- Problem details
Each entry must be reproduced precisely as it stands.

(Excerpts from a figure dataset)

** begin **

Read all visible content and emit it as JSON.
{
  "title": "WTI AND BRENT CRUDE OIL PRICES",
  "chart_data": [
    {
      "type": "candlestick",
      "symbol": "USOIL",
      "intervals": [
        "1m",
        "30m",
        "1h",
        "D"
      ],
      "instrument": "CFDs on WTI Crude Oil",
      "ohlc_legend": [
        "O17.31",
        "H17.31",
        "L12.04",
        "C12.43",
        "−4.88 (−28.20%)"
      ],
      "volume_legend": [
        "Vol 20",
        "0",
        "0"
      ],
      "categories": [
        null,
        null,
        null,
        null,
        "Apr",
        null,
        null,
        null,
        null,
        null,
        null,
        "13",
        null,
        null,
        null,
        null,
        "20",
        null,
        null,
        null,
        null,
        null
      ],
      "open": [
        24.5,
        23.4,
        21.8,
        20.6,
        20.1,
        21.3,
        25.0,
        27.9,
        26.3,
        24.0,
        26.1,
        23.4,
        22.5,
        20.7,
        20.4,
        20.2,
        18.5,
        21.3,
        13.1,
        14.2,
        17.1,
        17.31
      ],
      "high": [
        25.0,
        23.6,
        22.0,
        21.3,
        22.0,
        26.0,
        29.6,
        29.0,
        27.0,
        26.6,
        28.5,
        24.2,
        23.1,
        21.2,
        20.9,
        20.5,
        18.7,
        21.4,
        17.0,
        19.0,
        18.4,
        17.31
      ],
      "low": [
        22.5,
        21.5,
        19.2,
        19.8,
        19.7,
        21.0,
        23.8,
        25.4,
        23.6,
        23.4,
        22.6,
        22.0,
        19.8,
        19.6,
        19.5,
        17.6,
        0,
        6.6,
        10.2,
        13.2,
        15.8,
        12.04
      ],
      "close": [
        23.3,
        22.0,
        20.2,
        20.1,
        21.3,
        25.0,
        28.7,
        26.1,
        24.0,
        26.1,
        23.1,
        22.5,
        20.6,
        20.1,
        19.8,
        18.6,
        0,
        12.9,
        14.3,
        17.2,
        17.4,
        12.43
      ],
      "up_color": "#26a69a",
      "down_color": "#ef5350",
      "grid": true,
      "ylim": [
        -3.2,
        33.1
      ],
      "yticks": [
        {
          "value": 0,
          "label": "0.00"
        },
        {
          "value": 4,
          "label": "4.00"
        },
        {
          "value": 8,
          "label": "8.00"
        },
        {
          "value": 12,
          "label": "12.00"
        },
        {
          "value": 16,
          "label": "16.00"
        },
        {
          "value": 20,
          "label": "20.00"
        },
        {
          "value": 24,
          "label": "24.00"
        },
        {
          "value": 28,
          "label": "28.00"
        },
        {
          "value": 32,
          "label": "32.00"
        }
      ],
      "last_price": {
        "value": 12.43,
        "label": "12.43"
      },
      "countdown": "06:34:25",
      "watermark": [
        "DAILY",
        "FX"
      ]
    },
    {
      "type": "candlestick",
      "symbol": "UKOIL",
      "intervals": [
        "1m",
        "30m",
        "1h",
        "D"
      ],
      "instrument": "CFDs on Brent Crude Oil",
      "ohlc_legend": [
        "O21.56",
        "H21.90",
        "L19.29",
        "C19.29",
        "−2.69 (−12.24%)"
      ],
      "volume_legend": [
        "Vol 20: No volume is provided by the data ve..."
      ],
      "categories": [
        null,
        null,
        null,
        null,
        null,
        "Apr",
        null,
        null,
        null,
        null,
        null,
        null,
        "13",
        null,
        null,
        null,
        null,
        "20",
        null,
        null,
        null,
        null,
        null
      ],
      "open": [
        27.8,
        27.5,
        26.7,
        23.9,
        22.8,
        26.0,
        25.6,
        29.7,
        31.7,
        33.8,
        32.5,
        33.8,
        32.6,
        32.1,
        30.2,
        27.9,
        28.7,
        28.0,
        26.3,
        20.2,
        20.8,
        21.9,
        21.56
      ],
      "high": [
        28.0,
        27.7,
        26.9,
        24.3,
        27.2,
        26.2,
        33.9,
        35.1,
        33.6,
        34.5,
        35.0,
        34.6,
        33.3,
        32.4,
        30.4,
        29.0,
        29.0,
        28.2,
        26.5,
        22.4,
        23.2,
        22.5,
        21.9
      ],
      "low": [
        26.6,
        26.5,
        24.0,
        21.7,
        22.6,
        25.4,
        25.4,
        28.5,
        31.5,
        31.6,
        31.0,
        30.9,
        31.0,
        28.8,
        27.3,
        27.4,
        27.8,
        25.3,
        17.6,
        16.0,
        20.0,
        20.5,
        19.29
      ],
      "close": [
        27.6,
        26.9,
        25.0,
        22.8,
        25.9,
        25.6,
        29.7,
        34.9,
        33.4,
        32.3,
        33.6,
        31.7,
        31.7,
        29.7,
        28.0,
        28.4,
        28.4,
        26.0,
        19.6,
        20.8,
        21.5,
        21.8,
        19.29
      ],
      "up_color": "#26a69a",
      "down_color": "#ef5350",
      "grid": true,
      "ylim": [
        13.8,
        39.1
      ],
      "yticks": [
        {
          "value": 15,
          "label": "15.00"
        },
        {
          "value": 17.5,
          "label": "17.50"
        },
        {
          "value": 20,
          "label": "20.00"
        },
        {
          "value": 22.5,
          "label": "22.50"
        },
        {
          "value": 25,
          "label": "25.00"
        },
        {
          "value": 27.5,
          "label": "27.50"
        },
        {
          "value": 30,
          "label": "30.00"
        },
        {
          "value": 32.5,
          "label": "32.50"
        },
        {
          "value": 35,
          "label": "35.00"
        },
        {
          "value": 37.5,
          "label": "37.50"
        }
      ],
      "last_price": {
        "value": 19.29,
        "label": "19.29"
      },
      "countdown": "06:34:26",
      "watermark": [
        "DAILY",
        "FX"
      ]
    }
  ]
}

** end **

- Output of the task
Read all visible content and emit it as JSON.
{
  "title": "WTI AND BRENT CRUDE OIL PRICES",
  "chart_data": [
    {
      "type": "candlestick",
      "symbol": "USOIL",
      "intervals": [
        "1m",
        "30m",
        "1h",
        "D"
      ],
      "instrument": "CFDs on WTI Crude Oil",
      "ohlc_legend": [
        "O17.31",
        "H17.31",
        "L12.04",
        "C12.43",
        "−4.88 (−28.20%)"
      ],
      "volume_legend": [
        "Vol 20",
        "0",
        "0"
      ],
      "categories": [
        null,
        null,
        null,
        null,
        "Apr",
        null,
        null,
        null,
        null,
        null,
        null,
        "13",
        null,
        null,
        null,
        null,
        "20",
        null,
        null,
        null,
        null,
        null
      ],
      "open": [
        24.5,
        23.4,
        21.8,
        20.6,
        20.1,
        21.3,
        25.0,
        27.9,
        26.3,
        24.0,
        26.1,
        23.4,
        22.5,
        20.7,
        20.4,
        20.2,
        18.5,
        21.3,
        13.1,
        14.2,
        17.1,
        17.31
      ],
      "high": [
        25.0,
        23.6,
        22.0,
        21.3,
        22.0,
        26.0,
        29.6,
        29.0,
        27.0,
        26.6,
        28.5,
        24.2,
        23.1,
        21.2,
        20.9,
        20.5,
        18.7,
        21.4,
        17.0,
        19.0,
        18.4,
        17.31
      ],
      "low": [
        22.5,
        21.5,
        19.2,
        19.8,
        19.7,
        21.0,
        23.8,
        25.4,
        23.6,
        23.4,
        22.6,
        22.0,
        19.8,
        19.6,
        19.5,
        17.6,
        0,
        6.6,
        10.2,
        13.2,
        15.8,
        12.04
      ],
      "close": [
        23.3,
        22.0,
        20.2,
        20.1,
        21.3,
        25.0,
        28.7,
        26.1,
        24.0,
        26.1,
        23.1,
        22.5,
        20.6,
        20.1,
        19.8,
        18.6,
        0,
        12.9,
        14.3,
        17.2,
        17.4,
        12.43
      ],
      "up_color": "#26a69a",
      "down_color": "#ef5350",
      "grid": true,
      "ylim": [
        -3.2,
        33.1
      ],
      "yticks": [
        {
          "value": 0,
          "label": "0.00"
        },
        {
          "value": 4,
          "label": "4.00"
        },
        {
          "value": 8,
          "label": "8.00"
        },
        {
          "value": 12,
          "label": "12.00"
        },
        {
          "value": 16,
          "label": "16.00"
        },
        {
          "value": 20,
          "label": "20.00"
        },
        {
          "value": 24,
          "label": "24.00"
        },
        {
          "value": 28,
          "label": "28.00"
        },
        {
          "value": 32,
          "label": "32.00"
        }
      ],
      "last_price": {
        "value": 12.43,
        "label": "12.43"
      },
      "countdown": "06:34:25",
      "watermark": [
        "DAILY",
        "FX"
      ]
    },
    {
      "type": "candlestick",
      "symbol": "UKOIL",
      "intervals": [
        "1m",
        "30m",
        "1h",
        "D"
      ],
      "instrument": "CFDs on Brent Crude Oil",
      "ohlc_legend": [
        "O21.56",
        "H21.90",
        "L19.29",
        "C19.29",
        "−2.69 (−12.24%)"
      ],
      "volume_legend": [
        "Vol 20: No volume is provided by the data ve..."
      ],
      "categories": [
        null,
        null,
        null,
        null,
        null,
        "Apr",
        null,
        null,
        null,
        null,
        null,
        null,
        "13",
        null,
        null,
        null,
        null,
        "20",
        null,
        null,
        null,
        null,
        null
      ],
      "open": [
        27.8,
        27.5,
        26.7,
        23.9,
        22.8,
        26.0,
        25.6,
        29.7,
        31.7,
        33.8,
        32.5,
        33.8,
        32.6,
        32.1,
        30.2,
        27.9,
        28.7,
        28.0,
        26.3,
        20.2,
        20.8,
        21.9,
        21.56
      ],
      "high": [
        28.0,
        27.7,
        26.9,
        24.3,
        27.2,
        26.2,
        33.9,
        35.1,
        33.6,
        34.5,
        35.0,
        34.6,
        33.3,
        32.4,
        30.4,
        29.0,
        29.0,
        28.2,
        26.5,
        22.4,
        23.2,
        22.5,
        21.9
      ],
      "low": [
        26.6,
        26.5,
        24.0,
        21.7,
        22.6,
        25.4,
        25.4,
        28.5,
        31.5,
        31.6,
        31.0,
        30.9,
        31.0,
        28.8,
        27.3,
        27.4,
        27.8,
        25.3,
        17.6,
        16.0,
        20.0,
        20.5,
        19.29
      ],
      "close": [
        27.6,
        26.9,
        25.0,
        22.8,
        25.9,
        25.6,
        29.7,
        34.9,
        33.4,
        32.3,
        33.6,
        31.7,
        31.7,
        29.7,
        28.0,
        28.4,
        28.4,
        26.0,
        19.6,
        20.8,
        21.5,
        21.8,
        19.29
      ],
      "up_color": "#26a69a",
      "down_color": "#ef5350",
      "grid": true,
      "ylim": [
        13.8,
        39.1
      ],
      "yticks": [
        {
          "value": 15,
          "label": "15.00"
        },
        {
          "value": 17.5,
          "label": "17.50"
        },
        {
          "value": 20,
          "label": "20.00"
        },
        {
          "value": 22.5,
          "label": "22.50"
        },
        {
          "value": 25,
          "label": "25.00"
        },
        {
          "value": 27.5,
          "label": "27.50"
        },
        {
          "value": 30,
          "label": "30.00"
        },
        {
          "value": 32.5,
          "label": "32.50"
        },
        {
          "value": 35,
          "label": "35.00"
        },
        {
          "value": 37.5,
          "label": "37.50"
        }
      ],
      "last_price": {
        "value": 19.29,
        "label": "19.29"
      },
      "countdown": "06:34:26",
      "watermark": [
        "DAILY",
        "FX"
      ]
    }
  ]
}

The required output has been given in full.